Do this - All entries are to be given again verbatim.

Input material -
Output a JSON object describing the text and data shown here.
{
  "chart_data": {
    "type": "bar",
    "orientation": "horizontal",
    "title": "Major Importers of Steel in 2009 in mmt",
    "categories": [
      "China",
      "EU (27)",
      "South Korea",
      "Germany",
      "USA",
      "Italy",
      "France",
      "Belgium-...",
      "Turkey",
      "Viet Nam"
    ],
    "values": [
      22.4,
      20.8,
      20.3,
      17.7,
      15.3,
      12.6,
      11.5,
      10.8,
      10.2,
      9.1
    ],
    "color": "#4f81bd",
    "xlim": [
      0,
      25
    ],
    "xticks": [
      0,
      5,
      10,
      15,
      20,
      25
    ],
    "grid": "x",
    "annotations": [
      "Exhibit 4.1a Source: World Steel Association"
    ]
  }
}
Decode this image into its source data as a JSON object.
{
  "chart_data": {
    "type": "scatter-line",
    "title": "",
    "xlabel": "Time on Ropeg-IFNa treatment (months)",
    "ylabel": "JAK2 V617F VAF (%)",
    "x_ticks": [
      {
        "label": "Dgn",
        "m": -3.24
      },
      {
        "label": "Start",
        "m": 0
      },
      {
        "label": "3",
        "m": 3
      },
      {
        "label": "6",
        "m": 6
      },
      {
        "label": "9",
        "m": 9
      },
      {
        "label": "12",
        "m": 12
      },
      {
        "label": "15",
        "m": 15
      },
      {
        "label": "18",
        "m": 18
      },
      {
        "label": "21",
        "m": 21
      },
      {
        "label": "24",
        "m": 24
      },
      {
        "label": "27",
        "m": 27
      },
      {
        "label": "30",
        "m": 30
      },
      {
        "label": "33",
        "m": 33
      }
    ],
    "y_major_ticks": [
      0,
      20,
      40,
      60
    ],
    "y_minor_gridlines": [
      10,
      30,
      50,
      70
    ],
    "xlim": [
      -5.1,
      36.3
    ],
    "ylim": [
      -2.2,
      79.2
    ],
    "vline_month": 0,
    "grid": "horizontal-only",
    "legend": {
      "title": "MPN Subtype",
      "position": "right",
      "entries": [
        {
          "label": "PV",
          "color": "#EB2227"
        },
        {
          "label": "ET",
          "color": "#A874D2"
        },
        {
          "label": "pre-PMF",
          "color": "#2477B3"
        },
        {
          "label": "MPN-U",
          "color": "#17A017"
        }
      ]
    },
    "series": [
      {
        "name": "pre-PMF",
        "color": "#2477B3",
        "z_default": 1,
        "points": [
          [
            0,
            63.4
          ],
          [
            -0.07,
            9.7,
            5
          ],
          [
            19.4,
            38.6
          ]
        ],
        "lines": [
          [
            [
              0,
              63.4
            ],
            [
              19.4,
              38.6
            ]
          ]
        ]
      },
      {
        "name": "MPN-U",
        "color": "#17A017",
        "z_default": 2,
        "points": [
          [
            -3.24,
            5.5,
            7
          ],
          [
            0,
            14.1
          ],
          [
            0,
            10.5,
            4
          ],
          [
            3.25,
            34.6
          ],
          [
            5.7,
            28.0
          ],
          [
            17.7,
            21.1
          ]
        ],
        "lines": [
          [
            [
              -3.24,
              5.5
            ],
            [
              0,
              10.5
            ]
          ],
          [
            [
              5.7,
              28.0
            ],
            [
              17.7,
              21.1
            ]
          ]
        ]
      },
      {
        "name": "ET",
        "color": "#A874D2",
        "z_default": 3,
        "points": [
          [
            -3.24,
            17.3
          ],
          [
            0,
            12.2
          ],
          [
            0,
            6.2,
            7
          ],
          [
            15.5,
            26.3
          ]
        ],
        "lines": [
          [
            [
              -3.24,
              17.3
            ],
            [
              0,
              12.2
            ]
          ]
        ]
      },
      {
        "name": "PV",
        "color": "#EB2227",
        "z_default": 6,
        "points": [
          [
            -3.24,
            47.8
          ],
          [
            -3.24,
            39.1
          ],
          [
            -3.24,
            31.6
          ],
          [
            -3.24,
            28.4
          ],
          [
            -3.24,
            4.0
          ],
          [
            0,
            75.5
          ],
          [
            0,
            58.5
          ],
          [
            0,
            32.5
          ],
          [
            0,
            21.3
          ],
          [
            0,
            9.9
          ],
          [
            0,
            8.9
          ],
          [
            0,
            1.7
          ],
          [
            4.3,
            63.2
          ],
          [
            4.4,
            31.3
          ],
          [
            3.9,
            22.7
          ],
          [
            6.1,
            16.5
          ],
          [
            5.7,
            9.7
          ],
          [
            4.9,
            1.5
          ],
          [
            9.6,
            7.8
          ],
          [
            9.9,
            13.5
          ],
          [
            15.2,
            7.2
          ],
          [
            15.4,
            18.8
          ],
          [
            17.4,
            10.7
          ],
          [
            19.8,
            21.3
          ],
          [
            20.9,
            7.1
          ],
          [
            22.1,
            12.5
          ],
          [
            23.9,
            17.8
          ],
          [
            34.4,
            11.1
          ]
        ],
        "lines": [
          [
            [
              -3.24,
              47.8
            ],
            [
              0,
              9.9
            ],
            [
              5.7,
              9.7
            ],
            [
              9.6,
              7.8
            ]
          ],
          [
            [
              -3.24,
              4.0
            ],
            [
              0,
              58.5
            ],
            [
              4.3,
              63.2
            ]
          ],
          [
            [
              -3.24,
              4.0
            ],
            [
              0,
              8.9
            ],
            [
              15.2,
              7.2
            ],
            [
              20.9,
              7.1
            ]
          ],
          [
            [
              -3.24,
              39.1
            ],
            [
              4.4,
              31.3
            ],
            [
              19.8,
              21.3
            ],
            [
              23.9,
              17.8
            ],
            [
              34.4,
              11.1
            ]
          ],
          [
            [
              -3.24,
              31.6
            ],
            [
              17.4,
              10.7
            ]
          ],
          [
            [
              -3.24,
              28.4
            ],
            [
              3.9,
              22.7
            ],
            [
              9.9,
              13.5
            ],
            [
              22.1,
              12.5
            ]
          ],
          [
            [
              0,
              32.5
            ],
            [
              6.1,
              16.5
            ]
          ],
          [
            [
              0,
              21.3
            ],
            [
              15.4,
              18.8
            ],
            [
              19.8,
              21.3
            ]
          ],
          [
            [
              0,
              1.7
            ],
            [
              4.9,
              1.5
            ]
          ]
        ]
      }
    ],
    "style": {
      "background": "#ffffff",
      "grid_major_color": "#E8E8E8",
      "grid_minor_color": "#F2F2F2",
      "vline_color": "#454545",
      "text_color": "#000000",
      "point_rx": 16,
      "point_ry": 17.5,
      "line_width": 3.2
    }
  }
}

Answer to the problem -
Output a JSON object describing the text and data shown here.
{
  "chart_data": {
    "type": "bar",
    "orientation": "horizontal",
    "title": "Major Importers of Steel in 2009 in mmt",
    "categories": [
      "China",
      "EU (27)",
      "South Korea",
      "Germany",
      "USA",
      "Italy",
      "France",
      "Belgium-...",
      "Turkey",
      "Viet Nam"
    ],
    "values": [
      22.4,
      20.8,
      20.3,
      17.7,
      15.3,
      12.6,
      11.5,
      10.8,
      10.2,
      9.1
    ],
    "color": "#4f81bd",
    "xlim": [
      0,
      25
    ],
    "xticks": [
      0,
      5,
      10,
      15,
      20,
      25
    ],
    "grid": "x",
    "annotations": [
      "Exhibit 4.1a Source: World Steel Association"
    ]
  }
}
Decode this image into its source data as a JSON object.
{
  "chart_data": {
    "type": "scatter-line",
    "title": "",
    "xlabel": "Time on Ropeg-IFNa treatment (months)",
    "ylabel": "JAK2 V617F VAF (%)",
    "x_ticks": [
      {
        "label": "Dgn",
        "m": -3.24
      },
      {
        "label": "Start",
        "m": 0
      },
      {
        "label": "3",
        "m": 3
      },
      {
        "label": "6",
        "m": 6
      },
      {
        "label": "9",
        "m": 9
      },
      {
        "label": "12",
        "m": 12
      },
      {
        "label": "15",
        "m": 15
      },
      {
        "label": "18",
        "m": 18
      },
      {
        "label": "21",
        "m": 21
      },
      {
        "label": "24",
        "m": 24
      },
      {
        "label": "27",
        "m": 27
      },
      {
        "label": "30",
        "m": 30
      },
      {
        "label": "33",
        "m": 33
      }
    ],
    "y_major_ticks": [
      0,
      20,
      40,
      60
    ],
    "y_minor_gridlines": [
      10,
      30,
      50,
      70
    ],
    "xlim": [
      -5.1,
      36.3
    ],
    "ylim": [
      -2.2,
      79.2
    ],
    "vline_month": 0,
    "grid": "horizontal-only",
    "legend": {
      "title": "MPN Subtype",
      "position": "right",
      "entries": [
        {
          "label": "PV",
          "color": "#EB2227"
        },
        {
          "label": "ET",
          "color": "#A874D2"
        },
        {
          "label": "pre-PMF",
          "color": "#2477B3"
        },
        {
          "label": "MPN-U",
          "color": "#17A017"
        }
      ]
    },
    "series": [
      {
        "name": "pre-PMF",
        "color": "#2477B3",
        "z_default": 1,
        "points": [
          [
            0,
            63.4
          ],
          [
            -0.07,
            9.7,
            5
          ],
          [
            19.4,
            38.6
          ]
        ],
        "lines": [
          [
            [
              0,
              63.4
            ],
            [
              19.4,
              38.6
            ]
          ]
        ]
      },
      {
        "name": "MPN-U",
        "color": "#17A017",
        "z_default": 2,
        "points": [
          [
            -3.24,
            5.5,
            7
          ],
          [
            0,
            14.1
          ],
          [
            0,
            10.5,
            4
          ],
          [
            3.25,
            34.6
          ],
          [
            5.7,
            28.0
          ],
          [
            17.7,
            21.1
          ]
        ],
        "lines": [
          [
            [
              -3.24,
              5.5
            ],
            [
              0,
              10.5
            ]
          ],
          [
            [
              5.7,
              28.0
            ],
            [
              17.7,
              21.1
            ]
          ]
        ]
      },
      {
        "name": "ET",
        "color": "#A874D2",
        "z_default": 3,
        "points": [
          [
            -3.24,
            17.3
          ],
          [
            0,
            12.2
          ],
          [
            0,
            6.2,
            7
          ],
          [
            15.5,
            26.3
          ]
        ],
        "lines": [
          [
            [
              -3.24,
              17.3
            ],
            [
              0,
              12.2
            ]
          ]
        ]
      },
      {
        "name": "PV",
        "color": "#EB2227",
        "z_default": 6,
        "points": [
          [
            -3.24,
            47.8
          ],
          [
            -3.24,
            39.1
          ],
          [
            -3.24,
            31.6
          ],
          [
            -3.24,
            28.4
          ],
          [
            -3.24,
            4.0
          ],
          [
            0,
            75.5
          ],
          [
            0,
            58.5
          ],
          [
            0,
            32.5
          ],
          [
            0,
            21.3
          ],
          [
            0,
            9.9
          ],
          [
            0,
            8.9
          ],
          [
            0,
            1.7
          ],
          [
            4.3,
            63.2
          ],
          [
            4.4,
            31.3
          ],
          [
            3.9,
            22.7
          ],
          [
            6.1,
            16.5
          ],
          [
            5.7,
            9.7
          ],
          [
            4.9,
            1.5
          ],
          [
            9.6,
            7.8
          ],
          [
            9.9,
            13.5
          ],
          [
            15.2,
            7.2
          ],
          [
            15.4,
            18.8
          ],
          [
            17.4,
            10.7
          ],
          [
            19.8,
            21.3
          ],
          [
            20.9,
            7.1
          ],
          [
            22.1,
            12.5
          ],
          [
            23.9,
            17.8
          ],
          [
            34.4,
            11.1
          ]
        ],
        "lines": [
          [
            [
              -3.24,
              47.8
            ],
            [
              0,
              9.9
            ],
            [
              5.7,
              9.7
            ],
            [
              9.6,
              7.8
            ]
          ],
          [
            [
              -3.24,
              4.0
            ],
            [
              0,
              58.5
            ],
            [
              4.3,
              63.2
            ]
          ],
          [
            [
              -3.24,
              4.0
            ],
            [
              0,
              8.9
            ],
            [
              15.2,
              7.2
            ],
            [
              20.9,
              7.1
            ]
          ],
          [
            [
              -3.24,
              39.1
            ],
            [
              4.4,
              31.3
            ],
            [
              19.8,
              21.3
            ],
            [
              23.9,
              17.8
            ],
            [
              34.4,
              11.1
            ]
          ],
          [
            [
              -3.24,
              31.6
            ],
            [
              17.4,
              10.7
            ]
          ],
          [
            [
              -3.24,
              28.4
            ],
            [
              3.9,
              22.7
            ],
            [
              9.9,
              13.5
            ],
            [
              22.1,
              12.5
            ]
          ],
          [
            [
              0,
              32.5
            ],
            [
              6.1,
              16.5
            ]
          ],
          [
            [
              0,
              21.3
            ],
            [
              15.4,
              18.8
            ],
            [
              19.8,
              21.3
            ]
          ],
          [
            [
              0,
              1.7
            ],
            [
              4.9,
              1.5
            ]
          ]
        ]
      }
    ],
    "style": {
      "background": "#ffffff",
      "grid_major_color": "#E8E8E8",
      "grid_minor_color": "#F2F2F2",
      "vline_color": "#454545",
      "text_color": "#000000",
      "point_rx": 16,
      "point_ry": 17.5,
      "line_width": 3.2
    }
  }
}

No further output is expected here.